** Directive **
Print the entries verbatim, leaving out the images they contain.

** Dataset records **
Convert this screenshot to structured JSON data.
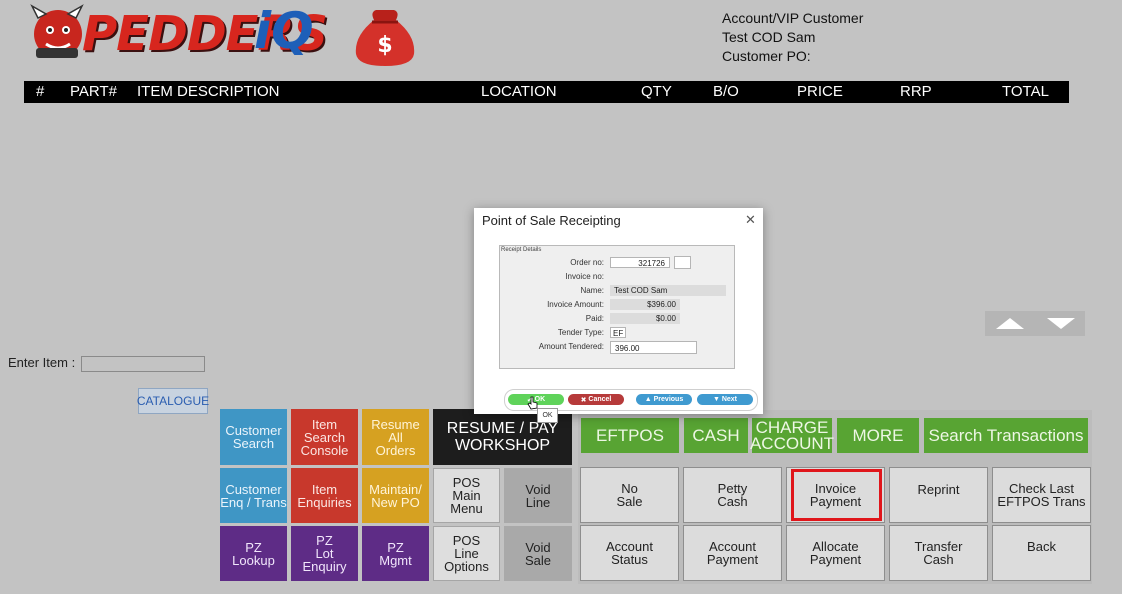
{
  "brand": {
    "name_part1": "PEDDERS",
    "name_part2": "iQ"
  },
  "customer": {
    "account": "Account/VIP Customer",
    "name": "Test COD Sam",
    "po_label": "Customer PO:"
  },
  "columns": [
    "#",
    "PART#",
    "ITEM DESCRIPTION",
    "LOCATION",
    "QTY",
    "B/O",
    "PRICE",
    "RRP",
    "TOTAL"
  ],
  "enter_item": {
    "label": "Enter Item :",
    "value": ""
  },
  "catalogue_label": "CATALOGUE",
  "tiles": {
    "customer_search": "Customer\nSearch",
    "item_search_console": "Item\nSearch\nConsole",
    "resume_all_orders": "Resume\nAll\nOrders",
    "resume_pay_workshop": "RESUME / PAY\nWORKSHOP",
    "customer_enq": "Customer\nEnq / Trans",
    "item_enquiries": "Item\nEnquiries",
    "maintain_new_po": "Maintain/\nNew PO",
    "pos_main_menu": "POS\nMain\nMenu",
    "void_line": "Void\nLine",
    "pz_lookup": "PZ\nLookup",
    "pz_lot_enquiry": "PZ\nLot\nEnquiry",
    "pz_mgmt": "PZ\nMgmt",
    "pos_line_options": "POS\nLine\nOptions",
    "void_sale": "Void\nSale"
  },
  "payment_tiles": {
    "eftpos": "EFTPOS",
    "cash": "CASH",
    "charge_account": "CHARGE\nACCOUNT",
    "more": "MORE",
    "search_transactions": "Search Transactions",
    "no_sale": "No\nSale",
    "petty_cash": "Petty\nCash",
    "invoice_payment": "Invoice\nPayment",
    "reprint": "Reprint",
    "check_last_eftpos": "Check Last\nEFTPOS Trans",
    "account_status": "Account\nStatus",
    "account_payment": "Account\nPayment",
    "allocate_payment": "Allocate\nPayment",
    "transfer_cash": "Transfer\nCash",
    "back": "Back"
  },
  "modal": {
    "title": "Point of Sale Receipting",
    "close": "✕",
    "legend": "Receipt Details",
    "fields": {
      "order_no_label": "Order no:",
      "order_no": "321726",
      "invoice_no_label": "Invoice no:",
      "name_label": "Name:",
      "name": "Test COD Sam",
      "invoice_amount_label": "Invoice Amount:",
      "invoice_amount": "$396.00",
      "paid_label": "Paid:",
      "paid": "$0.00",
      "tender_type_label": "Tender Type:",
      "tender_type": "EF",
      "amount_tendered_label": "Amount Tendered:",
      "amount_tendered": "396.00"
    },
    "buttons": {
      "ok": "OK",
      "cancel": "Cancel",
      "previous": "Previous",
      "next": "Next"
    },
    "tooltip": "OK"
  },
  "colors": {
    "header": "#000000",
    "highlight": "#e0161b",
    "ok_green": "#5fd35a",
    "cancel_red": "#b63a3a",
    "nav_blue": "#3f9ad0"
  }
}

** Problem solution **
Convert this screenshot to structured JSON data.
{
  "brand": {
    "name_part1": "PEDDERS",
    "name_part2": "iQ"
  },
  "customer": {
    "account": "Account/VIP Customer",
    "name": "Test COD Sam",
    "po_label": "Customer PO:"
  },
  "columns": [
    "#",
    "PART#",
    "ITEM DESCRIPTION",
    "LOCATION",
    "QTY",
    "B/O",
    "PRICE",
    "RRP",
    "TOTAL"
  ],
  "enter_item": {
    "label": "Enter Item :",
    "value": ""
  },
  "catalogue_label": "CATALOGUE",
  "tiles": {
    "customer_search": "Customer\nSearch",
    "item_search_console": "Item\nSearch\nConsole",
    "resume_all_orders": "Resume\nAll\nOrders",
    "resume_pay_workshop": "RESUME / PAY\nWORKSHOP",
    "customer_enq": "Customer\nEnq / Trans",
    "item_enquiries": "Item\nEnquiries",
    "maintain_new_po": "Maintain/\nNew PO",
    "pos_main_menu": "POS\nMain\nMenu",
    "void_line": "Void\nLine",
    "pz_lookup": "PZ\nLookup",
    "pz_lot_enquiry": "PZ\nLot\nEnquiry",
    "pz_mgmt": "PZ\nMgmt",
    "pos_line_options": "POS\nLine\nOptions",
    "void_sale": "Void\nSale"
  },
  "payment_tiles": {
    "eftpos": "EFTPOS",
    "cash": "CASH",
    "charge_account": "CHARGE\nACCOUNT",
    "more": "MORE",
    "search_transactions": "Search Transactions",
    "no_sale": "No\nSale",
    "petty_cash": "Petty\nCash",
    "invoice_payment": "Invoice\nPayment",
    "reprint": "Reprint",
    "check_last_eftpos": "Check Last\nEFTPOS Trans",
    "account_status": "Account\nStatus",
    "account_payment": "Account\nPayment",
    "allocate_payment": "Allocate\nPayment",
    "transfer_cash": "Transfer\nCash",
    "back": "Back"
  },
  "modal": {
    "title": "Point of Sale Receipting",
    "close": "✕",
    "legend": "Receipt Details",
    "fields": {
      "order_no_label": "Order no:",
      "order_no": "321726",
      "invoice_no_label": "Invoice no:",
      "name_label": "Name:",
      "name": "Test COD Sam",
      "invoice_amount_label": "Invoice Amount:",
      "invoice_amount": "$396.00",
      "paid_label": "Paid:",
      "paid": "$0.00",
      "tender_type_label": "Tender Type:",
      "tender_type": "EF",
      "amount_tendered_label": "Amount Tendered:",
      "amount_tendered": "396.00"
    },
    "buttons": {
      "ok": "OK",
      "cancel": "Cancel",
      "previous": "Previous",
      "next": "Next"
    },
    "tooltip": "OK"
  },
  "colors": {
    "header": "#000000",
    "highlight": "#e0161b",
    "ok_green": "#5fd35a",
    "cancel_red": "#b63a3a",
    "nav_blue": "#3f9ad0"
  }
}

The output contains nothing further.